• **Input data**:
::::
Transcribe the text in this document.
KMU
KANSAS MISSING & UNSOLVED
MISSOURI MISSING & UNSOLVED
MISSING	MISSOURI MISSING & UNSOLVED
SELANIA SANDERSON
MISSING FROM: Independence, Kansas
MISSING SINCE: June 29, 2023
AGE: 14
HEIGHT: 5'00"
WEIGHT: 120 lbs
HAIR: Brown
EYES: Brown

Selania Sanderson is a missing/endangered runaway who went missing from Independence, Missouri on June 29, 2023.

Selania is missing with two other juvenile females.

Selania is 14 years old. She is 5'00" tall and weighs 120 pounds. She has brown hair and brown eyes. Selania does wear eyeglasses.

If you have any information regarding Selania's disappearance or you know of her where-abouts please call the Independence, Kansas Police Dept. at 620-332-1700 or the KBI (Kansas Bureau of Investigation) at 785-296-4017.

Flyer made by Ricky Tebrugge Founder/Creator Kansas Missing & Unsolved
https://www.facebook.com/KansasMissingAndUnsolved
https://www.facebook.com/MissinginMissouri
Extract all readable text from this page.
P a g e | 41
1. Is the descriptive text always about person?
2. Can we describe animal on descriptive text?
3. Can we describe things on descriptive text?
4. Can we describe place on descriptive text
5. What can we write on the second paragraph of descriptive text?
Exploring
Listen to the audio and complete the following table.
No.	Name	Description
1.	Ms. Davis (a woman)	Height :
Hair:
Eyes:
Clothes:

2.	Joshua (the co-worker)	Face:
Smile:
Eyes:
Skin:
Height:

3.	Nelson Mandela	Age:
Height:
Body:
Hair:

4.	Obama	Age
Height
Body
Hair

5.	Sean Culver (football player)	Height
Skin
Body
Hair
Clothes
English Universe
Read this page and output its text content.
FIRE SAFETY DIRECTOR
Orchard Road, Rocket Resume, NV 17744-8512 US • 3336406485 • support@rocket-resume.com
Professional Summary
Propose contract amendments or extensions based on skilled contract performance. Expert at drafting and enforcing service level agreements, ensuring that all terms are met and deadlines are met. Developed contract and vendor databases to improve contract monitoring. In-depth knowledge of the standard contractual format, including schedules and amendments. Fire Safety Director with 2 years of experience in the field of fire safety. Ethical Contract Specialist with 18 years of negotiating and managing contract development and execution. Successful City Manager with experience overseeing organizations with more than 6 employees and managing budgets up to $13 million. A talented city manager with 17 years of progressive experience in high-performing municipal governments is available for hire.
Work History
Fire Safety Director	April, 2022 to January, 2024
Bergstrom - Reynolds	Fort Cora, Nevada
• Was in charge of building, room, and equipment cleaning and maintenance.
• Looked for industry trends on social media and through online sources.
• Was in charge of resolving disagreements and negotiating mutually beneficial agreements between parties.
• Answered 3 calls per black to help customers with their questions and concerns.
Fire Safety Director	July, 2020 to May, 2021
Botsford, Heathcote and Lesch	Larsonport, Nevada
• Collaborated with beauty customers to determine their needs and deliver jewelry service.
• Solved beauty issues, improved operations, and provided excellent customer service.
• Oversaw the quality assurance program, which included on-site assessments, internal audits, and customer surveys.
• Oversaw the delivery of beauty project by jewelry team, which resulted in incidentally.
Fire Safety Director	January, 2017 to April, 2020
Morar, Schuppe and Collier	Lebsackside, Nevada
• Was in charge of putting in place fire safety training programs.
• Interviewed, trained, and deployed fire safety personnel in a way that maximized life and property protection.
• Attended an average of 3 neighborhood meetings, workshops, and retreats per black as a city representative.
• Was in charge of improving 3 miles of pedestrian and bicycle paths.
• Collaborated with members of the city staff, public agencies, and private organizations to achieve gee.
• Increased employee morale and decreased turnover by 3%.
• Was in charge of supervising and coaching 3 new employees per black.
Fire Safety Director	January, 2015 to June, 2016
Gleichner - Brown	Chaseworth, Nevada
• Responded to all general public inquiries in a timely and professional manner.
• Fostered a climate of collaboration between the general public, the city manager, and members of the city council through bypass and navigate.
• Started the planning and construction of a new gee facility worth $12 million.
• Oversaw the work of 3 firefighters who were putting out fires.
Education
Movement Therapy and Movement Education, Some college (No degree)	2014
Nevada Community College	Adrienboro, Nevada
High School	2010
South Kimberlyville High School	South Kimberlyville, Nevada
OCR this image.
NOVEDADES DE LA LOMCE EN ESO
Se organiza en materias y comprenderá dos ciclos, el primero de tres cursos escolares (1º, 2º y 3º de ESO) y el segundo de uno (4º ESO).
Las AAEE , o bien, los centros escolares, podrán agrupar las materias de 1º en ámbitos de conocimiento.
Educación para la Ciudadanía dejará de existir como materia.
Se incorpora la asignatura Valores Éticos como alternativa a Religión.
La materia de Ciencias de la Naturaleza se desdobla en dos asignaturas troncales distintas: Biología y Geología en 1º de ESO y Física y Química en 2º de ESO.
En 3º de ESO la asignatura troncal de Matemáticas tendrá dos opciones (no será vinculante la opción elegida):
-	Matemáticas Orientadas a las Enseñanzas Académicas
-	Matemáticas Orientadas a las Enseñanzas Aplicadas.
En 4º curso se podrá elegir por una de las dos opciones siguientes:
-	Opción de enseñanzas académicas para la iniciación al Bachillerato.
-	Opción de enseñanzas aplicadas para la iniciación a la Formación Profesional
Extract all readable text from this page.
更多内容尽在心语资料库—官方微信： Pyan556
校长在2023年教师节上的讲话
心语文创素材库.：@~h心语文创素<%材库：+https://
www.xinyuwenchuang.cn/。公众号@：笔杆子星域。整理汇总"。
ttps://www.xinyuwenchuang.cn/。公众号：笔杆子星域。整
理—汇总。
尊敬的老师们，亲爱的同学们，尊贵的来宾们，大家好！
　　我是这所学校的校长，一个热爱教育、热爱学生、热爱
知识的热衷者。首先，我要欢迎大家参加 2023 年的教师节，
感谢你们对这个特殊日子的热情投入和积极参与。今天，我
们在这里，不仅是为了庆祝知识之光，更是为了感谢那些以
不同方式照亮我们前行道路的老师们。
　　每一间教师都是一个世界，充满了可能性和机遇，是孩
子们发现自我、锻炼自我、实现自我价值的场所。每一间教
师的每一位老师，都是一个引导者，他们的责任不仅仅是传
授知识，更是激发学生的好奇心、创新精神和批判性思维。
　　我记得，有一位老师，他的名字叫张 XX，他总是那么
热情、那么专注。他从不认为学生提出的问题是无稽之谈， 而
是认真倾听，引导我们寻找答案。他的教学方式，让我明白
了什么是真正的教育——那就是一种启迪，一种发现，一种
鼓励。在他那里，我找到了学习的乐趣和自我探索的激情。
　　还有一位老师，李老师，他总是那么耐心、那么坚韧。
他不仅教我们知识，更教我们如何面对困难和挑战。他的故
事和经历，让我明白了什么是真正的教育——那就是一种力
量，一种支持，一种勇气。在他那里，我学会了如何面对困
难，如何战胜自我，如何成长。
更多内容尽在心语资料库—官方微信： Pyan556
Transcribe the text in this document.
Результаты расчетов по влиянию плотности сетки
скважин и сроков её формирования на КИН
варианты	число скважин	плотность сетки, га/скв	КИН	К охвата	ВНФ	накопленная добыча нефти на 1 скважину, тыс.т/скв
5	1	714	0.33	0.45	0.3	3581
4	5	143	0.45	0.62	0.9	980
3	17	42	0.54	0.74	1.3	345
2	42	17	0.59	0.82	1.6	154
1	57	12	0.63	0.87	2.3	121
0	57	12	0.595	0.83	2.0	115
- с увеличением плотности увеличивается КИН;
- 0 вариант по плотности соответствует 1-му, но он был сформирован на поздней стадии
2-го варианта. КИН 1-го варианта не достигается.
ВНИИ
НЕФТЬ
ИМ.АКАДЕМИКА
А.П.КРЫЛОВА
::::
Every line above needs to be retyped exactly.

• **Expected output**:
Transcribe the text in this document.
KMU
KANSAS MISSING & UNSOLVED
MISSOURI MISSING & UNSOLVED
MISSING	MISSOURI MISSING & UNSOLVED
SELANIA SANDERSON
MISSING FROM: Independence, Kansas
MISSING SINCE: June 29, 2023
AGE: 14
HEIGHT: 5'00"
WEIGHT: 120 lbs
HAIR: Brown
EYES: Brown

Selania Sanderson is a missing/endangered runaway who went missing from Independence, Missouri on June 29, 2023.

Selania is missing with two other juvenile females.

Selania is 14 years old. She is 5'00" tall and weighs 120 pounds. She has brown hair and brown eyes. Selania does wear eyeglasses.

If you have any information regarding Selania's disappearance or you know of her where-abouts please call the Independence, Kansas Police Dept. at 620-332-1700 or the KBI (Kansas Bureau of Investigation) at 785-296-4017.

Flyer made by Ricky Tebrugge Founder/Creator Kansas Missing & Unsolved
https://www.facebook.com/KansasMissingAndUnsolved
https://www.facebook.com/MissinginMissouri
Extract all readable text from this page.
P a g e | 41
1. Is the descriptive text always about person?
2. Can we describe animal on descriptive text?
3. Can we describe things on descriptive text?
4. Can we describe place on descriptive text
5. What can we write on the second paragraph of descriptive text?
Exploring
Listen to the audio and complete the following table.
No.	Name	Description
1.	Ms. Davis (a woman)	Height :
Hair:
Eyes:
Clothes:

2.	Joshua (the co-worker)	Face:
Smile:
Eyes:
Skin:
Height:

3.	Nelson Mandela	Age:
Height:
Body:
Hair:

4.	Obama	Age
Height
Body
Hair

5.	Sean Culver (football player)	Height
Skin
Body
Hair
Clothes
English Universe
Read this page and output its text content.
FIRE SAFETY DIRECTOR
Orchard Road, Rocket Resume, NV 17744-8512 US • 3336406485 • support@rocket-resume.com
Professional Summary
Propose contract amendments or extensions based on skilled contract performance. Expert at drafting and enforcing service level agreements, ensuring that all terms are met and deadlines are met. Developed contract and vendor databases to improve contract monitoring. In-depth knowledge of the standard contractual format, including schedules and amendments. Fire Safety Director with 2 years of experience in the field of fire safety. Ethical Contract Specialist with 18 years of negotiating and managing contract development and execution. Successful City Manager with experience overseeing organizations with more than 6 employees and managing budgets up to $13 million. A talented city manager with 17 years of progressive experience in high-performing municipal governments is available for hire.
Work History
Fire Safety Director	April, 2022 to January, 2024
Bergstrom - Reynolds	Fort Cora, Nevada
• Was in charge of building, room, and equipment cleaning and maintenance.
• Looked for industry trends on social media and through online sources.
• Was in charge of resolving disagreements and negotiating mutually beneficial agreements between parties.
• Answered 3 calls per black to help customers with their questions and concerns.
Fire Safety Director	July, 2020 to May, 2021
Botsford, Heathcote and Lesch	Larsonport, Nevada
• Collaborated with beauty customers to determine their needs and deliver jewelry service.
• Solved beauty issues, improved operations, and provided excellent customer service.
• Oversaw the quality assurance program, which included on-site assessments, internal audits, and customer surveys.
• Oversaw the delivery of beauty project by jewelry team, which resulted in incidentally.
Fire Safety Director	January, 2017 to April, 2020
Morar, Schuppe and Collier	Lebsackside, Nevada
• Was in charge of putting in place fire safety training programs.
• Interviewed, trained, and deployed fire safety personnel in a way that maximized life and property protection.
• Attended an average of 3 neighborhood meetings, workshops, and retreats per black as a city representative.
• Was in charge of improving 3 miles of pedestrian and bicycle paths.
• Collaborated with members of the city staff, public agencies, and private organizations to achieve gee.
• Increased employee morale and decreased turnover by 3%.
• Was in charge of supervising and coaching 3 new employees per black.
Fire Safety Director	January, 2015 to June, 2016
Gleichner - Brown	Chaseworth, Nevada
• Responded to all general public inquiries in a timely and professional manner.
• Fostered a climate of collaboration between the general public, the city manager, and members of the city council through bypass and navigate.
• Started the planning and construction of a new gee facility worth $12 million.
• Oversaw the work of 3 firefighters who were putting out fires.
Education
Movement Therapy and Movement Education, Some college (No degree)	2014
Nevada Community College	Adrienboro, Nevada
High School	2010
South Kimberlyville High School	South Kimberlyville, Nevada
OCR this image.
NOVEDADES DE LA LOMCE EN ESO
Se organiza en materias y comprenderá dos ciclos, el primero de tres cursos escolares (1º, 2º y 3º de ESO) y el segundo de uno (4º ESO).
Las AAEE , o bien, los centros escolares, podrán agrupar las materias de 1º en ámbitos de conocimiento.
Educación para la Ciudadanía dejará de existir como materia.
Se incorpora la asignatura Valores Éticos como alternativa a Religión.
La materia de Ciencias de la Naturaleza se desdobla en dos asignaturas troncales distintas: Biología y Geología en 1º de ESO y Física y Química en 2º de ESO.
En 3º de ESO la asignatura troncal de Matemáticas tendrá dos opciones (no será vinculante la opción elegida):
-	Matemáticas Orientadas a las Enseñanzas Académicas
-	Matemáticas Orientadas a las Enseñanzas Aplicadas.
En 4º curso se podrá elegir por una de las dos opciones siguientes:
-	Opción de enseñanzas académicas para la iniciación al Bachillerato.
-	Opción de enseñanzas aplicadas para la iniciación a la Formación Profesional
Extract all readable text from this page.
更多内容尽在心语资料库—官方微信： Pyan556
校长在2023年教师节上的讲话
心语文创素材库.：@~h心语文创素<%材库：+https://
www.xinyuwenchuang.cn/。公众号@：笔杆子星域。整理汇总"。
ttps://www.xinyuwenchuang.cn/。公众号：笔杆子星域。整
理—汇总。
尊敬的老师们，亲爱的同学们，尊贵的来宾们，大家好！
　　我是这所学校的校长，一个热爱教育、热爱学生、热爱
知识的热衷者。首先，我要欢迎大家参加 2023 年的教师节，
感谢你们对这个特殊日子的热情投入和积极参与。今天，我
们在这里，不仅是为了庆祝知识之光，更是为了感谢那些以
不同方式照亮我们前行道路的老师们。
　　每一间教师都是一个世界，充满了可能性和机遇，是孩
子们发现自我、锻炼自我、实现自我价值的场所。每一间教
师的每一位老师，都是一个引导者，他们的责任不仅仅是传
授知识，更是激发学生的好奇心、创新精神和批判性思维。
　　我记得，有一位老师，他的名字叫张 XX，他总是那么
热情、那么专注。他从不认为学生提出的问题是无稽之谈， 而
是认真倾听，引导我们寻找答案。他的教学方式，让我明白
了什么是真正的教育——那就是一种启迪，一种发现，一种
鼓励。在他那里，我找到了学习的乐趣和自我探索的激情。
　　还有一位老师，李老师，他总是那么耐心、那么坚韧。
他不仅教我们知识，更教我们如何面对困难和挑战。他的故
事和经历，让我明白了什么是真正的教育——那就是一种力
量，一种支持，一种勇气。在他那里，我学会了如何面对困
难，如何战胜自我，如何成长。
更多内容尽在心语资料库—官方微信： Pyan556
Transcribe the text in this document.
Результаты расчетов по влиянию плотности сетки
скважин и сроков её формирования на КИН
варианты	число скважин	плотность сетки, га/скв	КИН	К охвата	ВНФ	накопленная добыча нефти на 1 скважину, тыс.т/скв
5	1	714	0.33	0.45	0.3	3581
4	5	143	0.45	0.62	0.9	980
3	17	42	0.54	0.74	1.3	345
2	42	17	0.59	0.82	1.6	154
1	57	12	0.63	0.87	2.3	121
0	57	12	0.595	0.83	2.0	115
- с увеличением плотности увеличивается КИН;
- 0 вариант по плотности соответствует 1-му, но он был сформирован на поздней стадии
2-го варианта. КИН 1-го варианта не достигается.
ВНИИ
НЕФТЬ
ИМ.АКАДЕМИКА
А.П.КРЫЛОВА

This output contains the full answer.